> Short task
Reproduce the entries exactly.
# Start of Rows
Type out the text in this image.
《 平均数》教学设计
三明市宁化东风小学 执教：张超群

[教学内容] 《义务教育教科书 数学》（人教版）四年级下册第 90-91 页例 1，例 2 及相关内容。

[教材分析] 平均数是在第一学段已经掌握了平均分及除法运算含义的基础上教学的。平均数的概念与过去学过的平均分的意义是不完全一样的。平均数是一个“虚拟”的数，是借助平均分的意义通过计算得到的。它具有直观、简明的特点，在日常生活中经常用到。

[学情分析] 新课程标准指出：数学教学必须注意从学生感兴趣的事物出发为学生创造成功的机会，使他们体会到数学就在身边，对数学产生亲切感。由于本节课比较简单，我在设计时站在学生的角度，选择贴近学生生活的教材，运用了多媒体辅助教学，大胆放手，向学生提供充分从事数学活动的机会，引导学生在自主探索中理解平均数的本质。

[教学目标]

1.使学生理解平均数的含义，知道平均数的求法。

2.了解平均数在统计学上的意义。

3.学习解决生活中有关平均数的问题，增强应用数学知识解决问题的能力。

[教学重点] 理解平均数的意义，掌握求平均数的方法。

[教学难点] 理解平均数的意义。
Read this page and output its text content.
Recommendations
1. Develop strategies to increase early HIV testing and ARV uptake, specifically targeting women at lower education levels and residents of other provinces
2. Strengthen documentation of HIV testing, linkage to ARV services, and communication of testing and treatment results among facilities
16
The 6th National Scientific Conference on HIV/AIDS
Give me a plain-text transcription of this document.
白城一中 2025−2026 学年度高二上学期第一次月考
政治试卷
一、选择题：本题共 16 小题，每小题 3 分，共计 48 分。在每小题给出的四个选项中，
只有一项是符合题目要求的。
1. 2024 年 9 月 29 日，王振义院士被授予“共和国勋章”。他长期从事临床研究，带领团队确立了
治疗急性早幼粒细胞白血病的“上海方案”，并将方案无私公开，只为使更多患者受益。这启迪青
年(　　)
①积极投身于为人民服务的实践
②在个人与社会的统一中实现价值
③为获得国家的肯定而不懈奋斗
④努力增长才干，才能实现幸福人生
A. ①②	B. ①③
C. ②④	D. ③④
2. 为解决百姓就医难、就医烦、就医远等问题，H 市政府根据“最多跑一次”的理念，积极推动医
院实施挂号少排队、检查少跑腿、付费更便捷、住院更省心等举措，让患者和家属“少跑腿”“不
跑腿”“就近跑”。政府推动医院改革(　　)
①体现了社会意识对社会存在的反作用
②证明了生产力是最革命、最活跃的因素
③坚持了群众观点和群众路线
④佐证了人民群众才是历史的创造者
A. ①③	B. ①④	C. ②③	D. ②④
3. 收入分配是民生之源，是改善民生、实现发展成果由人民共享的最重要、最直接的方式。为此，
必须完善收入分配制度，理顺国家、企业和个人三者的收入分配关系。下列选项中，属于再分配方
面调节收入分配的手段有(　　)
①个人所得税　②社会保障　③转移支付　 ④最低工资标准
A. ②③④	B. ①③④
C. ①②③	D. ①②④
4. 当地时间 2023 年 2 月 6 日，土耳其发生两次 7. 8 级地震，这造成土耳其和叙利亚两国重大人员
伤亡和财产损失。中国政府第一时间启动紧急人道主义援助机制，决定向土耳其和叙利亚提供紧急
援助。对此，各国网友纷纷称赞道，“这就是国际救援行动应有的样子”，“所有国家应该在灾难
# End of Rows
> The answer
Type out the text in this image.
《 平均数》教学设计
三明市宁化东风小学 执教：张超群

[教学内容] 《义务教育教科书 数学》（人教版）四年级下册第 90-91 页例 1，例 2 及相关内容。

[教材分析] 平均数是在第一学段已经掌握了平均分及除法运算含义的基础上教学的。平均数的概念与过去学过的平均分的意义是不完全一样的。平均数是一个“虚拟”的数，是借助平均分的意义通过计算得到的。它具有直观、简明的特点，在日常生活中经常用到。

[学情分析] 新课程标准指出：数学教学必须注意从学生感兴趣的事物出发为学生创造成功的机会，使他们体会到数学就在身边，对数学产生亲切感。由于本节课比较简单，我在设计时站在学生的角度，选择贴近学生生活的教材，运用了多媒体辅助教学，大胆放手，向学生提供充分从事数学活动的机会，引导学生在自主探索中理解平均数的本质。

[教学目标]

1.使学生理解平均数的含义，知道平均数的求法。

2.了解平均数在统计学上的意义。

3.学习解决生活中有关平均数的问题，增强应用数学知识解决问题的能力。

[教学重点] 理解平均数的意义，掌握求平均数的方法。

[教学难点] 理解平均数的意义。
Read this page and output its text content.
Recommendations
1. Develop strategies to increase early HIV testing and ARV uptake, specifically targeting women at lower education levels and residents of other provinces
2. Strengthen documentation of HIV testing, linkage to ARV services, and communication of testing and treatment results among facilities
16
The 6th National Scientific Conference on HIV/AIDS
Give me a plain-text transcription of this document.
白城一中 2025−2026 学年度高二上学期第一次月考
政治试卷
一、选择题：本题共 16 小题，每小题 3 分，共计 48 分。在每小题给出的四个选项中，
只有一项是符合题目要求的。
1. 2024 年 9 月 29 日，王振义院士被授予“共和国勋章”。他长期从事临床研究，带领团队确立了
治疗急性早幼粒细胞白血病的“上海方案”，并将方案无私公开，只为使更多患者受益。这启迪青
年(　　)
①积极投身于为人民服务的实践
②在个人与社会的统一中实现价值
③为获得国家的肯定而不懈奋斗
④努力增长才干，才能实现幸福人生
A. ①②	B. ①③
C. ②④	D. ③④
2. 为解决百姓就医难、就医烦、就医远等问题，H 市政府根据“最多跑一次”的理念，积极推动医
院实施挂号少排队、检查少跑腿、付费更便捷、住院更省心等举措，让患者和家属“少跑腿”“不
跑腿”“就近跑”。政府推动医院改革(　　)
①体现了社会意识对社会存在的反作用
②证明了生产力是最革命、最活跃的因素
③坚持了群众观点和群众路线
④佐证了人民群众才是历史的创造者
A. ①③	B. ①④	C. ②③	D. ②④
3. 收入分配是民生之源，是改善民生、实现发展成果由人民共享的最重要、最直接的方式。为此，
必须完善收入分配制度，理顺国家、企业和个人三者的收入分配关系。下列选项中，属于再分配方
面调节收入分配的手段有(　　)
①个人所得税　②社会保障　③转移支付　 ④最低工资标准
A. ②③④	B. ①③④
C. ①②③	D. ①②④
4. 当地时间 2023 年 2 月 6 日，土耳其发生两次 7. 8 级地震，这造成土耳其和叙利亚两国重大人员
伤亡和财产损失。中国政府第一时间启动紧急人道主义援助机制，决定向土耳其和叙利亚提供紧急
援助。对此，各国网友纷纷称赞道，“这就是国际救援行动应有的样子”，“所有国家应该在灾难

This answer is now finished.